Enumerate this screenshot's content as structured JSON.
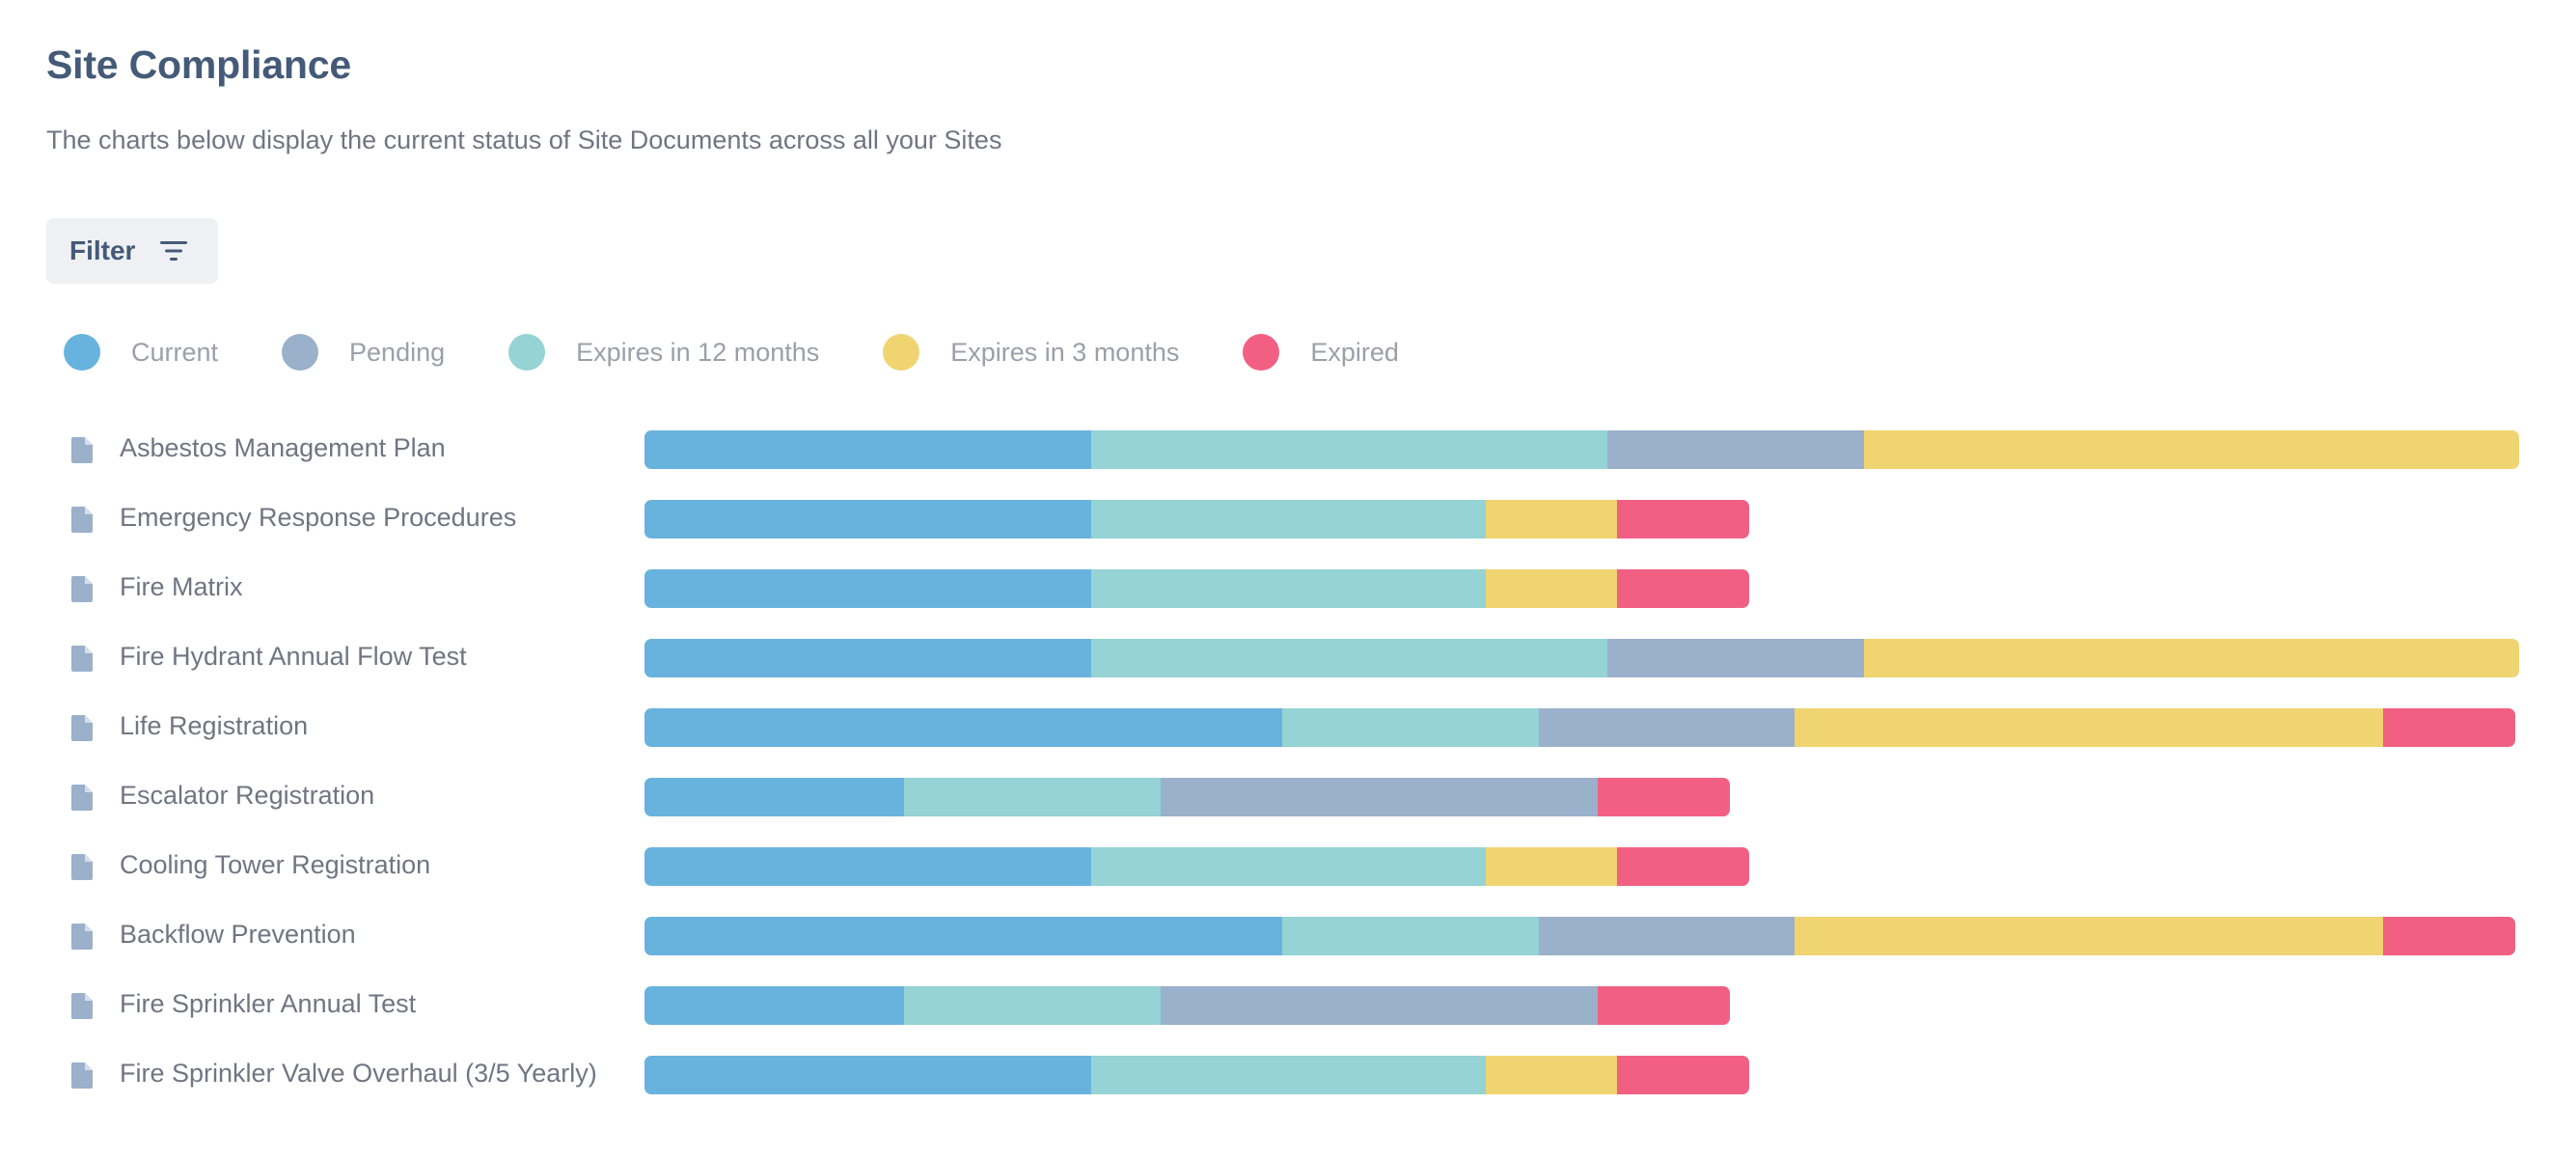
{
  "page": {
    "title": "Site Compliance",
    "subtitle": "The charts below display the current status of Site Documents across all your Sites",
    "filter_label": "Filter"
  },
  "legend": [
    {
      "label": "Current",
      "color": "#68b3de"
    },
    {
      "label": "Pending",
      "color": "#9ab0cb"
    },
    {
      "label": "Expires in 12 months",
      "color": "#95d3d4"
    },
    {
      "label": "Expires in 3 months",
      "color": "#f0d471"
    },
    {
      "label": "Expired",
      "color": "#f16083"
    }
  ],
  "chart_data": {
    "type": "bar",
    "orientation": "horizontal",
    "stacked": true,
    "title": "Site Compliance",
    "xlim": [
      0,
      28.5
    ],
    "grid": false,
    "legend_position": "top",
    "categories": [
      "Asbestos Management Plan",
      "Emergency Response Procedures",
      "Fire Matrix",
      "Fire Hydrant Annual Flow Test",
      "Life Registration",
      "Escalator Registration",
      "Cooling Tower Registration",
      "Backflow Prevention",
      "Fire Sprinkler Annual Test",
      "Fire Sprinkler Valve Overhaul (3/5 Yearly)"
    ],
    "series_order": [
      "Current",
      "Expires in 12 months",
      "Pending",
      "Expires in 3 months",
      "Expired"
    ],
    "series": [
      {
        "name": "Current",
        "color": "#68b3de",
        "values": [
          6.8,
          6.8,
          6.8,
          6.8,
          9.7,
          3.95,
          6.8,
          9.7,
          3.95,
          6.8
        ]
      },
      {
        "name": "Expires in 12 months",
        "color": "#95d3d4",
        "values": [
          7.85,
          6.0,
          6.0,
          7.85,
          3.9,
          3.9,
          6.0,
          3.9,
          3.9,
          6.0
        ]
      },
      {
        "name": "Pending",
        "color": "#9ab0cb",
        "values": [
          3.9,
          0,
          0,
          3.9,
          3.9,
          6.65,
          0,
          3.9,
          6.65,
          0
        ]
      },
      {
        "name": "Expires in 3 months",
        "color": "#f0d471",
        "values": [
          9.95,
          2.0,
          2.0,
          9.95,
          8.95,
          0,
          2.0,
          8.95,
          0,
          2.0
        ]
      },
      {
        "name": "Expired",
        "color": "#f16083",
        "values": [
          0,
          2.0,
          2.0,
          0,
          2.0,
          2.0,
          2.0,
          2.0,
          2.0,
          2.0
        ]
      }
    ]
  }
}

____

**Requirements:** Find every line in the entries that includes the word "name", then state how many there are and nothing else.

**Solution:** 5